# TASK:
Spot every line with the word "article" and return it.

-- START EXTRACTED MATERIAL --

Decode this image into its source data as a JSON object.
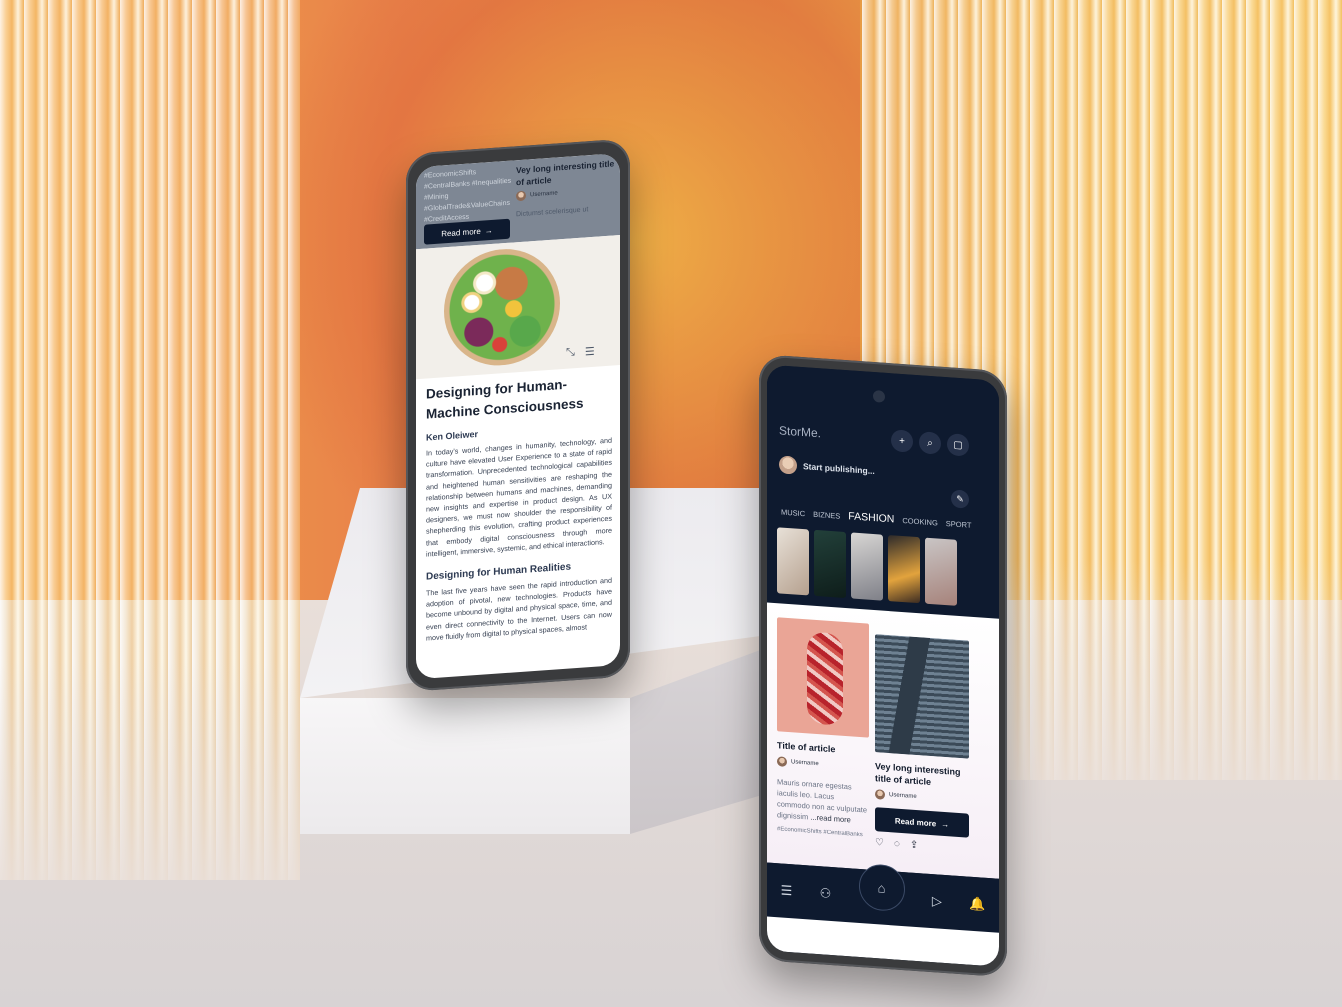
{
  "left_phone": {
    "top_card": {
      "tags": "#EconomicShifts #CentralBanks #Inequalities #Mining #GlobalTrade&ValueChains #CreditAccess",
      "read_more": "Read more",
      "side_title": "Vey long interesting title of article",
      "side_user": "Username",
      "side_text": "Dictumst scelerisque ut"
    },
    "article": {
      "title": "Designing for Human-Machine Consciousness",
      "author": "Ken Oleiwer",
      "paragraph1": "In today's world, changes in humanity, technology, and culture have elevated User Experience to a state of rapid transformation. Unprecedented technological capabilities and heightened human sensitivities are reshaping the relationship between humans and machines, demanding new insights and expertise in product design. As UX designers, we must now shoulder the responsibility of shepherding this evolution, crafting product experiences that embody digital consciousness through more intelligent, immersive, systemic, and ethical interactions.",
      "subheading": "Designing for Human Realities",
      "paragraph2": "The last five years have seen the rapid introduction and adoption of pivotal, new technologies. Products have become unbound by digital and physical space, time, and even direct connectivity to the Internet. Users can now move fluidly from digital to physical spaces, almost"
    },
    "icons": [
      "collapse-icon",
      "menu-icon"
    ]
  },
  "right_phone": {
    "logo": "StorMe.",
    "publish_prompt": "Start publishing...",
    "categories": [
      "MUSIC",
      "BIZNES",
      "FASHION",
      "COOKING",
      "SPORT"
    ],
    "active_category": "FASHION",
    "cards": [
      {
        "title": "Title of article",
        "user": "Username",
        "text": "Mauris ornare egestas iaculis leo. Lacus commodo non ac vulputate dignissim",
        "more": "...read more",
        "tags": "#EconomicShifts #CentralBanks"
      },
      {
        "title": "Vey long interesting title of article",
        "user": "Username",
        "read_more": "Read more"
      }
    ],
    "nav": [
      "menu-icon",
      "people-icon",
      "home-icon",
      "play-icon",
      "bell-icon"
    ]
  }
}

-- END EXTRACTED MATERIAL --

# WRITTEN ANSWER:
      "side_title": "Vey long interesting title of article",
    "article": {
        "title": "Title of article",
        "title": "Vey long interesting title of article",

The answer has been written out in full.